— Start Dataset records —

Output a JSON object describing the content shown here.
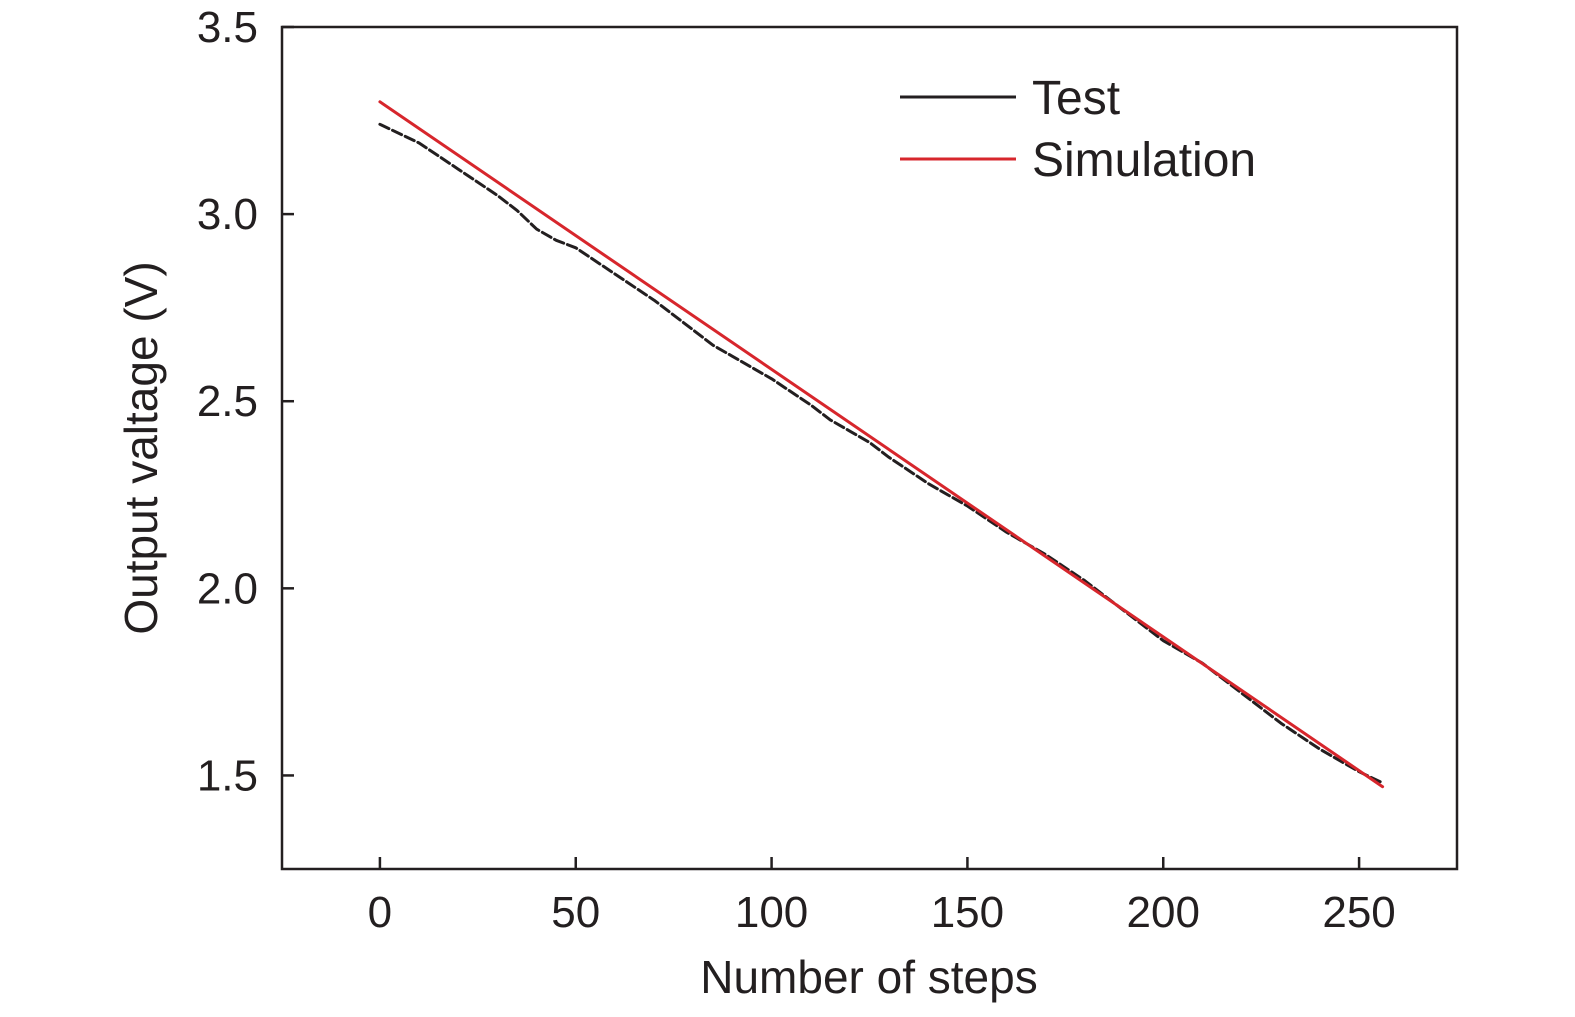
{
  "chart_data": {
    "type": "line",
    "title": "",
    "xlabel": "Number of steps",
    "ylabel": "Output valtage (V)",
    "xlim": [
      -25,
      275
    ],
    "ylim": [
      1.25,
      3.5
    ],
    "xticks": [
      0,
      50,
      100,
      150,
      200,
      250
    ],
    "xtick_labels": [
      "0",
      "50",
      "100",
      "150",
      "200",
      "250"
    ],
    "yticks": [
      1.5,
      2.0,
      2.5,
      3.0,
      3.5
    ],
    "ytick_labels": [
      "1.5",
      "2.0",
      "2.5",
      "3.0",
      "3.5"
    ],
    "grid": false,
    "legend": {
      "position": "top-right",
      "entries": [
        "Test",
        "Simulation"
      ]
    },
    "series": [
      {
        "name": "Test",
        "color": "#231f20",
        "style": "dashed",
        "x": [
          0,
          10,
          20,
          30,
          35,
          40,
          45,
          50,
          60,
          70,
          80,
          85,
          90,
          100,
          110,
          115,
          120,
          125,
          130,
          140,
          145,
          150,
          160,
          170,
          180,
          190,
          200,
          210,
          220,
          230,
          240,
          250,
          256
        ],
        "y": [
          3.24,
          3.19,
          3.12,
          3.05,
          3.01,
          2.96,
          2.93,
          2.91,
          2.84,
          2.77,
          2.69,
          2.65,
          2.62,
          2.56,
          2.49,
          2.45,
          2.42,
          2.39,
          2.35,
          2.28,
          2.25,
          2.22,
          2.15,
          2.09,
          2.02,
          1.94,
          1.86,
          1.8,
          1.72,
          1.64,
          1.57,
          1.51,
          1.48
        ]
      },
      {
        "name": "Simulation",
        "color": "#d7262c",
        "style": "solid",
        "x": [
          0,
          256
        ],
        "y": [
          3.3,
          1.47
        ]
      }
    ]
  }
}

— End Dataset records —

### What the task asks
Repeat everything in the records precisely. Images are excluded from the copy.

### Solution to this exercise
Output a JSON object describing the content shown here.
{
  "chart_data": {
    "type": "line",
    "title": "",
    "xlabel": "Number of steps",
    "ylabel": "Output valtage (V)",
    "xlim": [
      -25,
      275
    ],
    "ylim": [
      1.25,
      3.5
    ],
    "xticks": [
      0,
      50,
      100,
      150,
      200,
      250
    ],
    "xtick_labels": [
      "0",
      "50",
      "100",
      "150",
      "200",
      "250"
    ],
    "yticks": [
      1.5,
      2.0,
      2.5,
      3.0,
      3.5
    ],
    "ytick_labels": [
      "1.5",
      "2.0",
      "2.5",
      "3.0",
      "3.5"
    ],
    "grid": false,
    "legend": {
      "position": "top-right",
      "entries": [
        "Test",
        "Simulation"
      ]
    },
    "series": [
      {
        "name": "Test",
        "color": "#231f20",
        "style": "dashed",
        "x": [
          0,
          10,
          20,
          30,
          35,
          40,
          45,
          50,
          60,
          70,
          80,
          85,
          90,
          100,
          110,
          115,
          120,
          125,
          130,
          140,
          145,
          150,
          160,
          170,
          180,
          190,
          200,
          210,
          220,
          230,
          240,
          250,
          256
        ],
        "y": [
          3.24,
          3.19,
          3.12,
          3.05,
          3.01,
          2.96,
          2.93,
          2.91,
          2.84,
          2.77,
          2.69,
          2.65,
          2.62,
          2.56,
          2.49,
          2.45,
          2.42,
          2.39,
          2.35,
          2.28,
          2.25,
          2.22,
          2.15,
          2.09,
          2.02,
          1.94,
          1.86,
          1.8,
          1.72,
          1.64,
          1.57,
          1.51,
          1.48
        ]
      },
      {
        "name": "Simulation",
        "color": "#d7262c",
        "style": "solid",
        "x": [
          0,
          256
        ],
        "y": [
          3.3,
          1.47
        ]
      }
    ]
  }
}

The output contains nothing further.